**Exercise goal**
Could you write out the records below exactly as they appear?

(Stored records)
[Start]

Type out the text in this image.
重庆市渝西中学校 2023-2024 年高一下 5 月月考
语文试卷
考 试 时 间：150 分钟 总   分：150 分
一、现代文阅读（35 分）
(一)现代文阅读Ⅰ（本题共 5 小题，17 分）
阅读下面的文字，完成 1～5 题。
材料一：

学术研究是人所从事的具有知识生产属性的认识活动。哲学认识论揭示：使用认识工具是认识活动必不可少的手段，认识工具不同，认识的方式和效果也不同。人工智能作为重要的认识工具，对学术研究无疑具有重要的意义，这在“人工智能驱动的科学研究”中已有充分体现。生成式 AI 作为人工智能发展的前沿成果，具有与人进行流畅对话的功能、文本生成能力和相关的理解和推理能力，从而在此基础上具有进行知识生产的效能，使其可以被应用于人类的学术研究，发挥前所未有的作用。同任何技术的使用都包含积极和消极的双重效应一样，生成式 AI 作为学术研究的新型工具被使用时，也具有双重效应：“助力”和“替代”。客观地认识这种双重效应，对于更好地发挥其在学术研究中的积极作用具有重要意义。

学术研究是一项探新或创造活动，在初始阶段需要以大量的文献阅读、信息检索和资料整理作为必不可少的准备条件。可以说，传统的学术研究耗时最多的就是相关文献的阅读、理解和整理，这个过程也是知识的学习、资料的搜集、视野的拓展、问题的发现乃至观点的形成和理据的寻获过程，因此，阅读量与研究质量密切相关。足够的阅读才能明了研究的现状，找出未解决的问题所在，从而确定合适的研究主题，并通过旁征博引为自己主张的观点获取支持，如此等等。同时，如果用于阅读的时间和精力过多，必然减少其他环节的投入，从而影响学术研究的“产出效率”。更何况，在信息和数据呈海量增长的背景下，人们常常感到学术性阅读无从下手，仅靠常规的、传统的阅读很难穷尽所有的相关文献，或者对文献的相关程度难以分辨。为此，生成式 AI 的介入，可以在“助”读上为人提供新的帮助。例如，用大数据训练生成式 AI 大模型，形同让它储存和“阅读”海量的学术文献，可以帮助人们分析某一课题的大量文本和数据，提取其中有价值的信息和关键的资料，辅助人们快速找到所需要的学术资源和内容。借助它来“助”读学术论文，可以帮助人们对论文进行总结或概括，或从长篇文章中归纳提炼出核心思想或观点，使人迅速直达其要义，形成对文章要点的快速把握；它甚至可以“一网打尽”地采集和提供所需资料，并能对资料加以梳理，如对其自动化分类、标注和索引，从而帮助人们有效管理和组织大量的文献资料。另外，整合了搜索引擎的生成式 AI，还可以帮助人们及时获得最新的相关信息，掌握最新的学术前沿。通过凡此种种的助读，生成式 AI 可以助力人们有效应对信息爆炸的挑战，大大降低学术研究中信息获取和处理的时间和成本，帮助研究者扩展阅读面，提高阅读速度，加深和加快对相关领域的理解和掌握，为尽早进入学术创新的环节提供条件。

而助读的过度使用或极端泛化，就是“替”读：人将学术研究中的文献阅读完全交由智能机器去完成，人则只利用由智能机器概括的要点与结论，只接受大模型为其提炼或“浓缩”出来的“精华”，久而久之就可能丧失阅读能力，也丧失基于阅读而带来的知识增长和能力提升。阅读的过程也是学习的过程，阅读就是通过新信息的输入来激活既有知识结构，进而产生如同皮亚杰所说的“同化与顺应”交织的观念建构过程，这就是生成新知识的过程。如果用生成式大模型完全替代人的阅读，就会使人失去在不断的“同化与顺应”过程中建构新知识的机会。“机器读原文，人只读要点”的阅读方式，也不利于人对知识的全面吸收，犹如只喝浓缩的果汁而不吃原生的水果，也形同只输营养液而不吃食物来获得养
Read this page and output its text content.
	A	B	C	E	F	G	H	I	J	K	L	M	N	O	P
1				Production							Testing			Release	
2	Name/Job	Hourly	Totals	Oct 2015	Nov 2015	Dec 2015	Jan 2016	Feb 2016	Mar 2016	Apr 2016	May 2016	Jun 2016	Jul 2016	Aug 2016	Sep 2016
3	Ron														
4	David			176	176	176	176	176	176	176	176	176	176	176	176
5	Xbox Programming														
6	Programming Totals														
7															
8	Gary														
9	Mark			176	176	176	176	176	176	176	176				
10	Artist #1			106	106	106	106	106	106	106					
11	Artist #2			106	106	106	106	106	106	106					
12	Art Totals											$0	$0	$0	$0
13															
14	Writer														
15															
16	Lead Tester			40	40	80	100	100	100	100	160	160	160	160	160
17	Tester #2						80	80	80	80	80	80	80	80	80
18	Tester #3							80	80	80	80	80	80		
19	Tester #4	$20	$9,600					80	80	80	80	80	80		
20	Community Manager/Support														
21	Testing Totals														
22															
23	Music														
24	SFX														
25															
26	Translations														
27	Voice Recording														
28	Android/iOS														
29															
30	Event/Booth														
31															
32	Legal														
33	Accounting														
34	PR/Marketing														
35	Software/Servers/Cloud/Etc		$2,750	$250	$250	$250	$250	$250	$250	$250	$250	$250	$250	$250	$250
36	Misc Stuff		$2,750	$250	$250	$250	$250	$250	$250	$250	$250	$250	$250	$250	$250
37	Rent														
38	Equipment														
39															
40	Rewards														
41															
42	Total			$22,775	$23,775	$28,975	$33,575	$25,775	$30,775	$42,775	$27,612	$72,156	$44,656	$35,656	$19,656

[End]

**Correct result**
Type out the text in this image.
重庆市渝西中学校 2023-2024 年高一下 5 月月考
语文试卷
考 试 时 间：150 分钟 总   分：150 分
一、现代文阅读（35 分）
(一)现代文阅读Ⅰ（本题共 5 小题，17 分）
阅读下面的文字，完成 1～5 题。
材料一：

学术研究是人所从事的具有知识生产属性的认识活动。哲学认识论揭示：使用认识工具是认识活动必不可少的手段，认识工具不同，认识的方式和效果也不同。人工智能作为重要的认识工具，对学术研究无疑具有重要的意义，这在“人工智能驱动的科学研究”中已有充分体现。生成式 AI 作为人工智能发展的前沿成果，具有与人进行流畅对话的功能、文本生成能力和相关的理解和推理能力，从而在此基础上具有进行知识生产的效能，使其可以被应用于人类的学术研究，发挥前所未有的作用。同任何技术的使用都包含积极和消极的双重效应一样，生成式 AI 作为学术研究的新型工具被使用时，也具有双重效应：“助力”和“替代”。客观地认识这种双重效应，对于更好地发挥其在学术研究中的积极作用具有重要意义。

学术研究是一项探新或创造活动，在初始阶段需要以大量的文献阅读、信息检索和资料整理作为必不可少的准备条件。可以说，传统的学术研究耗时最多的就是相关文献的阅读、理解和整理，这个过程也是知识的学习、资料的搜集、视野的拓展、问题的发现乃至观点的形成和理据的寻获过程，因此，阅读量与研究质量密切相关。足够的阅读才能明了研究的现状，找出未解决的问题所在，从而确定合适的研究主题，并通过旁征博引为自己主张的观点获取支持，如此等等。同时，如果用于阅读的时间和精力过多，必然减少其他环节的投入，从而影响学术研究的“产出效率”。更何况，在信息和数据呈海量增长的背景下，人们常常感到学术性阅读无从下手，仅靠常规的、传统的阅读很难穷尽所有的相关文献，或者对文献的相关程度难以分辨。为此，生成式 AI 的介入，可以在“助”读上为人提供新的帮助。例如，用大数据训练生成式 AI 大模型，形同让它储存和“阅读”海量的学术文献，可以帮助人们分析某一课题的大量文本和数据，提取其中有价值的信息和关键的资料，辅助人们快速找到所需要的学术资源和内容。借助它来“助”读学术论文，可以帮助人们对论文进行总结或概括，或从长篇文章中归纳提炼出核心思想或观点，使人迅速直达其要义，形成对文章要点的快速把握；它甚至可以“一网打尽”地采集和提供所需资料，并能对资料加以梳理，如对其自动化分类、标注和索引，从而帮助人们有效管理和组织大量的文献资料。另外，整合了搜索引擎的生成式 AI，还可以帮助人们及时获得最新的相关信息，掌握最新的学术前沿。通过凡此种种的助读，生成式 AI 可以助力人们有效应对信息爆炸的挑战，大大降低学术研究中信息获取和处理的时间和成本，帮助研究者扩展阅读面，提高阅读速度，加深和加快对相关领域的理解和掌握，为尽早进入学术创新的环节提供条件。

而助读的过度使用或极端泛化，就是“替”读：人将学术研究中的文献阅读完全交由智能机器去完成，人则只利用由智能机器概括的要点与结论，只接受大模型为其提炼或“浓缩”出来的“精华”，久而久之就可能丧失阅读能力，也丧失基于阅读而带来的知识增长和能力提升。阅读的过程也是学习的过程，阅读就是通过新信息的输入来激活既有知识结构，进而产生如同皮亚杰所说的“同化与顺应”交织的观念建构过程，这就是生成新知识的过程。如果用生成式大模型完全替代人的阅读，就会使人失去在不断的“同化与顺应”过程中建构新知识的机会。“机器读原文，人只读要点”的阅读方式，也不利于人对知识的全面吸收，犹如只喝浓缩的果汁而不吃原生的水果，也形同只输营养液而不吃食物来获得养
Read this page and output its text content.
	A	B	C	E	F	G	H	I	J	K	L	M	N	O	P
1				Production							Testing			Release	
2	Name/Job	Hourly	Totals	Oct 2015	Nov 2015	Dec 2015	Jan 2016	Feb 2016	Mar 2016	Apr 2016	May 2016	Jun 2016	Jul 2016	Aug 2016	Sep 2016
3	Ron														
4	David			176	176	176	176	176	176	176	176	176	176	176	176
5	Xbox Programming														
6	Programming Totals														
7															
8	Gary														
9	Mark			176	176	176	176	176	176	176	176				
10	Artist #1			106	106	106	106	106	106	106					
11	Artist #2			106	106	106	106	106	106	106					
12	Art Totals											$0	$0	$0	$0
13															
14	Writer														
15															
16	Lead Tester			40	40	80	100	100	100	100	160	160	160	160	160
17	Tester #2						80	80	80	80	80	80	80	80	80
18	Tester #3							80	80	80	80	80	80		
19	Tester #4	$20	$9,600					80	80	80	80	80	80		
20	Community Manager/Support														
21	Testing Totals														
22															
23	Music														
24	SFX														
25															
26	Translations														
27	Voice Recording														
28	Android/iOS														
29															
30	Event/Booth														
31															
32	Legal														
33	Accounting														
34	PR/Marketing														
35	Software/Servers/Cloud/Etc		$2,750	$250	$250	$250	$250	$250	$250	$250	$250	$250	$250	$250	$250
36	Misc Stuff		$2,750	$250	$250	$250	$250	$250	$250	$250	$250	$250	$250	$250	$250
37	Rent														
38	Equipment														
39															
40	Rewards														
41															
42	Total			$22,775	$23,775	$28,975	$33,575	$25,775	$30,775	$42,775	$27,612	$72,156	$44,656	$35,656	$19,656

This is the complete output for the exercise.